------ Document
11.         It should be noted that in respect of special circumstances, Mr Durrant’s contention had been limited to whether such circumstances should have been found by HMRC to exist.  The Tribunal additionally asked HMRC to consider the timing of such consideration.

12.         The written submissions of both parties were lengthy and contained in part an analysis of and comparison with other Tribunal decisions. We have read all the cases to which we were referred but think that an analysis of each would take this matter no further as the cases are all fact dependent and are not in any event binding upon us. We make this point to assure the parties that just because we may not mention a specific case or a specific analysis, it is not because we have not read it or considered it. 

How the error came to be made and Mr Durrant’s oral submissions

13.         We take Mr Durrant’s submissions both from his oral evidence and from correspondence which he had sent to HMRC.  Prior to this incorrect tax return, Mr Durrant’s returns had always been very simple. The only entries which he had to make were those recorded on his P60 so once he got his P60, he would complete his returns “on auto pilot”.  The problem in this current year was that his P60 included only two of his sources of income.  He had no P60 entry for the LTIB and consequently completely overlooked it. It was, said Mr Durrant, an innocent oversight.  He admitted he was careless but it was not a case of “couldn’t care less”.
------------
------ Data section
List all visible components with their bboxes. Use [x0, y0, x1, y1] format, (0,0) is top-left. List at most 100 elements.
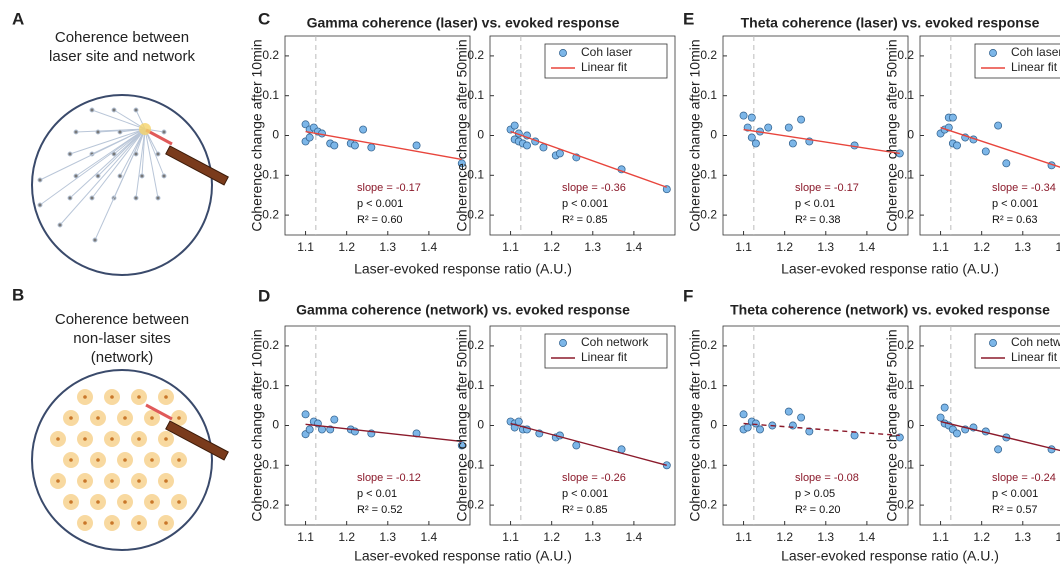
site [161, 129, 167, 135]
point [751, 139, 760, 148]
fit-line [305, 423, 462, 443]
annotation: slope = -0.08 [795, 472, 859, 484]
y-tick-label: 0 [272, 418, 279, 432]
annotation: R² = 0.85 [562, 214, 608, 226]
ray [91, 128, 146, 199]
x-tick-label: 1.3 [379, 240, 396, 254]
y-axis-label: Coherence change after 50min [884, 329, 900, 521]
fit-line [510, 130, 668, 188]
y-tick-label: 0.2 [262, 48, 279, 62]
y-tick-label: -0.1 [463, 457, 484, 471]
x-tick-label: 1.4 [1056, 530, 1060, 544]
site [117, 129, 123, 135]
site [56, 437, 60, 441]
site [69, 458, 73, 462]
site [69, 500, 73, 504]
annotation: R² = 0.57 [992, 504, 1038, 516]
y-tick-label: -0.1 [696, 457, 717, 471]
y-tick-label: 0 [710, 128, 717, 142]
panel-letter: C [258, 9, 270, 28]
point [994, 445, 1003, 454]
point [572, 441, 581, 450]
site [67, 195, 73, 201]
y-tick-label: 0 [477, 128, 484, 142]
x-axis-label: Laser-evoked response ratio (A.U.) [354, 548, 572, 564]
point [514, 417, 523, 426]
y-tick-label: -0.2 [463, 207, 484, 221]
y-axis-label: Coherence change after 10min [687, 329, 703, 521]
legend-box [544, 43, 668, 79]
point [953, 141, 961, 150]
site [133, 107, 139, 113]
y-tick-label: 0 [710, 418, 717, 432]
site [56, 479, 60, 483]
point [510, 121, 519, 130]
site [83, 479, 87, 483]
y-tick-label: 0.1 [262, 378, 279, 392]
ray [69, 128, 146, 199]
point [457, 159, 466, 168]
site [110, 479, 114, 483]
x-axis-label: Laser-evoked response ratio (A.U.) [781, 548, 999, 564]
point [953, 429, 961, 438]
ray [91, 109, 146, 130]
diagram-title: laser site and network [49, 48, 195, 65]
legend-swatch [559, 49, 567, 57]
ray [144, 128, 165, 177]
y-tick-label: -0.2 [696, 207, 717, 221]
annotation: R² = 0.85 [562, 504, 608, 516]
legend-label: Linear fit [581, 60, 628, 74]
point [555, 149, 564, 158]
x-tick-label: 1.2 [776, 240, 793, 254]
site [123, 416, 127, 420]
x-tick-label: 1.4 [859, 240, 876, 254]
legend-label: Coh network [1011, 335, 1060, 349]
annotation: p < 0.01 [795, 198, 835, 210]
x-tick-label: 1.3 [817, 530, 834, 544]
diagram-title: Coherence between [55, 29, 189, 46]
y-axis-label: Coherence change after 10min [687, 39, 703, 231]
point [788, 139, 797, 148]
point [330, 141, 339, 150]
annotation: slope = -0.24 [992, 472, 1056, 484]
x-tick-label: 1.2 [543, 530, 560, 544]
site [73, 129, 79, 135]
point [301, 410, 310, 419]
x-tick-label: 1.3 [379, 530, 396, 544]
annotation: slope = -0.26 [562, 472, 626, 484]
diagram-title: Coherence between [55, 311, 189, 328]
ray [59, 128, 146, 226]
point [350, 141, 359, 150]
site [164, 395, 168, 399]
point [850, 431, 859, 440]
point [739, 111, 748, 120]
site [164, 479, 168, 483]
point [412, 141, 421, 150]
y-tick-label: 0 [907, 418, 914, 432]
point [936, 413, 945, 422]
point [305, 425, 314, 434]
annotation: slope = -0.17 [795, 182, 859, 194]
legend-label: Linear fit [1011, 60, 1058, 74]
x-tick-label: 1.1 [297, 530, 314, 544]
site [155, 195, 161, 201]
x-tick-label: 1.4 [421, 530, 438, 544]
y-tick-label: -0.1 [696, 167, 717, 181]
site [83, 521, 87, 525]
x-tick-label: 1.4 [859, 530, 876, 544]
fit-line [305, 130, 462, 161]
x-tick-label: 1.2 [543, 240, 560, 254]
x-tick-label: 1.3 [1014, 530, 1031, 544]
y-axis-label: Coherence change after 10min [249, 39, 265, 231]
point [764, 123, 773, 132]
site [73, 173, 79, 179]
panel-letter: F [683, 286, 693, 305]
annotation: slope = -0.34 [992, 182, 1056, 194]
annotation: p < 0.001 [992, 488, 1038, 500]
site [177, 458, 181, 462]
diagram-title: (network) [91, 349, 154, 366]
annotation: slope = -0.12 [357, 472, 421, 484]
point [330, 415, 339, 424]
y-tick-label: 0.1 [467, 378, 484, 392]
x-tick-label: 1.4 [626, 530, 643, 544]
------------
◆ Required task 1:
According to the tribunal decision, why did Mr Durrant leave the LTIB off his tax return? Answer in one to three sentences.
◆ Required task 2:
Extract the passage of the tribunal decision from "11.         It should" to "or considered it.", word for word.
The records have no role in this work.

◆ Finished answer 1:
His earlier returns had only required the entries recorded on his P60, so he completed them "on auto pilot" once the P60 arrived. In this year his P60 included only two of his sources of income and had no entry for the LTIB, so he completely overlooked it.

◆ Finished answer 2:
11.         It should be noted that in respect of special circumstances, Mr Durrant’s contention had been limited to whether such circumstances should have been found by HMRC to exist.  The Tribunal additionally asked HMRC to consider the timing of such consideration.

12.         The written submissions of both parties were lengthy and contained in part an analysis of and comparison with other Tribunal decisions. We have read all the cases to which we were referred but think that an analysis of each would take this matter no further as the cases are all fact dependent and are not in any event binding upon us. We make this point to assure the parties that just because we may not mention a specific case or a specific analysis, it is not because we have not read it or considered it.